WHAT IS REQUIRED: Each line in the entries below that holds the string "木材の総需要と自給率" is to be listed.

GIVEN RECORDS:
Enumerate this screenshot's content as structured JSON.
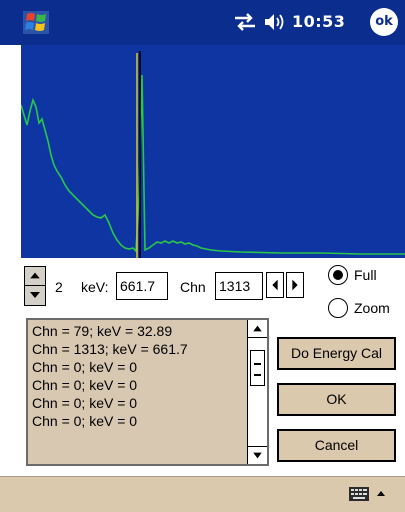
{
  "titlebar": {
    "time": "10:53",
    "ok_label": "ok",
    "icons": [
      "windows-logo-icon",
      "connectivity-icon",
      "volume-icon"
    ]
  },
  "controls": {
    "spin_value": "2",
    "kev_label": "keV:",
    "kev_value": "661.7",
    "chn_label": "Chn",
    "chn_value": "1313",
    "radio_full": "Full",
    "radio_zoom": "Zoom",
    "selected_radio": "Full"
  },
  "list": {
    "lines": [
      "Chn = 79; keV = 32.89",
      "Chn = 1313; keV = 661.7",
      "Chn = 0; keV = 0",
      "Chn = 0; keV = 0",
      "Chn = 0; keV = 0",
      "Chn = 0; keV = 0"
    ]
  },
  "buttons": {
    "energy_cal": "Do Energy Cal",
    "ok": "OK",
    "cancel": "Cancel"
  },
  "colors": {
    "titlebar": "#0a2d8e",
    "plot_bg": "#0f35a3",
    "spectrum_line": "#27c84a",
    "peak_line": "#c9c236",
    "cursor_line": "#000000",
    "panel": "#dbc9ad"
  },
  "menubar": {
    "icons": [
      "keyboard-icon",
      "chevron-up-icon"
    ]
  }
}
* * *
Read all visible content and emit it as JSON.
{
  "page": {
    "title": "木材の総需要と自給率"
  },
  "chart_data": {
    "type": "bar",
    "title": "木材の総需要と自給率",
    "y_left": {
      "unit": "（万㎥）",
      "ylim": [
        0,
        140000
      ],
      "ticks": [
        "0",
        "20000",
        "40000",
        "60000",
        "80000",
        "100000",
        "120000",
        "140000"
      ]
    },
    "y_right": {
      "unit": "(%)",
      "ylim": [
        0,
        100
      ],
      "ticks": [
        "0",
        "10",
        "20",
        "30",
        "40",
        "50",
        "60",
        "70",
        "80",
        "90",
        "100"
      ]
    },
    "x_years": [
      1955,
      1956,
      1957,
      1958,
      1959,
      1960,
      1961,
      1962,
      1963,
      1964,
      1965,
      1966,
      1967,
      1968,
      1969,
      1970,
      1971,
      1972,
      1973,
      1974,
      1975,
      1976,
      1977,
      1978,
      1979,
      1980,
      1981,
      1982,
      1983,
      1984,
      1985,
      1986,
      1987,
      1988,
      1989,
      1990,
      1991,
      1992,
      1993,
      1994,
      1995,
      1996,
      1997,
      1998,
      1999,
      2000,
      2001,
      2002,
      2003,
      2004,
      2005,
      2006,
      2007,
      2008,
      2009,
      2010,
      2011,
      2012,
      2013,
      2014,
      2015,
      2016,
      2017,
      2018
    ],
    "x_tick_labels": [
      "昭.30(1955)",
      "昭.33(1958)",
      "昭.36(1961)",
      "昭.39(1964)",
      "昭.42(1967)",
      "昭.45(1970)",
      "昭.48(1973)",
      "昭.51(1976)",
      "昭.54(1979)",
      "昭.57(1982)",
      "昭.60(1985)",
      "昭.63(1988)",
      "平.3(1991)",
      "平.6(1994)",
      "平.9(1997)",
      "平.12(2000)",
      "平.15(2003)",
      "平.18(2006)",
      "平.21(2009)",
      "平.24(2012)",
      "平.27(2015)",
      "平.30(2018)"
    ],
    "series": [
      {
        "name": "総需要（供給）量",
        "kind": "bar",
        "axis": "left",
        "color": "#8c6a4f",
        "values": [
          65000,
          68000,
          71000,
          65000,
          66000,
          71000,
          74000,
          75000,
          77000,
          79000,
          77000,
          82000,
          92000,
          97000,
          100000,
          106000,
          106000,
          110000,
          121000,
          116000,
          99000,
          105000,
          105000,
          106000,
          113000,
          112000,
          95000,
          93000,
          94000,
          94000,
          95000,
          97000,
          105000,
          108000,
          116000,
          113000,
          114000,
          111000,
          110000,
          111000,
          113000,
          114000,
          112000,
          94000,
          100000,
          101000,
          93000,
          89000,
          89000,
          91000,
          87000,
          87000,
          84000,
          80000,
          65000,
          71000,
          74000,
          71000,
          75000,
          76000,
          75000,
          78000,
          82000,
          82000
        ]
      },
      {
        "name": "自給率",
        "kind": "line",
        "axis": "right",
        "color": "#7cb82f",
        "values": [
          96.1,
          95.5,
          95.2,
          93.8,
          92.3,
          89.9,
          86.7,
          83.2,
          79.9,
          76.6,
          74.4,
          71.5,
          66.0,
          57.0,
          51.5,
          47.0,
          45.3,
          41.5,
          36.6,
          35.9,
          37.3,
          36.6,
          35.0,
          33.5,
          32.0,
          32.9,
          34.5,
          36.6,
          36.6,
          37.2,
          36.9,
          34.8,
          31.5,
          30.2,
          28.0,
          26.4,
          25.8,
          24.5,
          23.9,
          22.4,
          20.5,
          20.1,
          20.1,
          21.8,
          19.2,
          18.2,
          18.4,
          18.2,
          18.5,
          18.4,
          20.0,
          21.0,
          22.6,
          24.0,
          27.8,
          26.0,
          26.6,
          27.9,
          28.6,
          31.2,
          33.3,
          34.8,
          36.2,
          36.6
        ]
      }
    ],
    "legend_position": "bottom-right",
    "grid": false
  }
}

WRITTEN REPLY:
    "title": "木材の総需要と自給率"
    "title": "木材の総需要と自給率",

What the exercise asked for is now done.